**Directions:** Using the records below, count the lines with "Kenya" in them. Give the number only.
----
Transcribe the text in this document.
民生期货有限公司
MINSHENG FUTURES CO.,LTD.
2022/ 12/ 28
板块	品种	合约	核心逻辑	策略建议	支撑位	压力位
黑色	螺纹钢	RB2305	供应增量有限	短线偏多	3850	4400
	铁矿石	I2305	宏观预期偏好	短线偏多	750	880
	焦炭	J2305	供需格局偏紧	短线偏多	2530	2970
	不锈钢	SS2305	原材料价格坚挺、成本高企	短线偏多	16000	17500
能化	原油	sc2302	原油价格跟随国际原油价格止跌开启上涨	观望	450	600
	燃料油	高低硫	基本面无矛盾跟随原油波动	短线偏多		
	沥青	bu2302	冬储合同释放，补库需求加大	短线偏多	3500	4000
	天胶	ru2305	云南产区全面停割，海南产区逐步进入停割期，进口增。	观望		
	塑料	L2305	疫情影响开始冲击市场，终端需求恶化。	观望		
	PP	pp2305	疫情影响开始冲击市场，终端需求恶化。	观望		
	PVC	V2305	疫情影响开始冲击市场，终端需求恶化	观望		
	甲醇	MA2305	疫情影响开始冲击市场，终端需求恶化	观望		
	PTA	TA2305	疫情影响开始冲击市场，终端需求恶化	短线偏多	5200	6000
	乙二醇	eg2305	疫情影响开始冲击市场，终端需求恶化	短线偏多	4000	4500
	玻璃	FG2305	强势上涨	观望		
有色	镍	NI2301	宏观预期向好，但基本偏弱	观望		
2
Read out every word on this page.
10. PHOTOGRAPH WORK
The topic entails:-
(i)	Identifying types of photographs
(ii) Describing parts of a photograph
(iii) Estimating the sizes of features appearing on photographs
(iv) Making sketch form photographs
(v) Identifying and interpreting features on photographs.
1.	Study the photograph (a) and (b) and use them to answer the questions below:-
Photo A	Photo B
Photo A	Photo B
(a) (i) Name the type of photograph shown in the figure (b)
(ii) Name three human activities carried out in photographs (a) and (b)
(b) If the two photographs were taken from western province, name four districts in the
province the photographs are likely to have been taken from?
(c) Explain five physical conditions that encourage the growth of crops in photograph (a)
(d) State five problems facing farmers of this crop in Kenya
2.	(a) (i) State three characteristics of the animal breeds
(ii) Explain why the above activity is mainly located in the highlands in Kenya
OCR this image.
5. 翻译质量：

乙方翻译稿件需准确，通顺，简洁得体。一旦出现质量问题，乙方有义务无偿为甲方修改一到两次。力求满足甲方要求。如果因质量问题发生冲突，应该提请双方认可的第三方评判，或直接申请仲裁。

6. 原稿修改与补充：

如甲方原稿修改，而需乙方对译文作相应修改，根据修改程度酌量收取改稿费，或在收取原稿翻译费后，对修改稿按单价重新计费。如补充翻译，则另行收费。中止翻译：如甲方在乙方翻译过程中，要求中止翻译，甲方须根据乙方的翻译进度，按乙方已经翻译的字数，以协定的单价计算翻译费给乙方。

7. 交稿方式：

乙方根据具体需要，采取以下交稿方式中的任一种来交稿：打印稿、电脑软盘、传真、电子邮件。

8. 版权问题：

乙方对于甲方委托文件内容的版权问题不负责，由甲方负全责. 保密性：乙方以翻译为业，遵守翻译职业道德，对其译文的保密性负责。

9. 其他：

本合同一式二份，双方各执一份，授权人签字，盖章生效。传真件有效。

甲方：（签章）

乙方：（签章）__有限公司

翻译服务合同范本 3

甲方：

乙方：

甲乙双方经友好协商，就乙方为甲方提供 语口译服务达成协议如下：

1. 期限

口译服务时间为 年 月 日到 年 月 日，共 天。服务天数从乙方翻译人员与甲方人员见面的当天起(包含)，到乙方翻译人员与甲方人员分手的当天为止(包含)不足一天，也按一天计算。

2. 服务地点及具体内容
----
**Correct result:** 2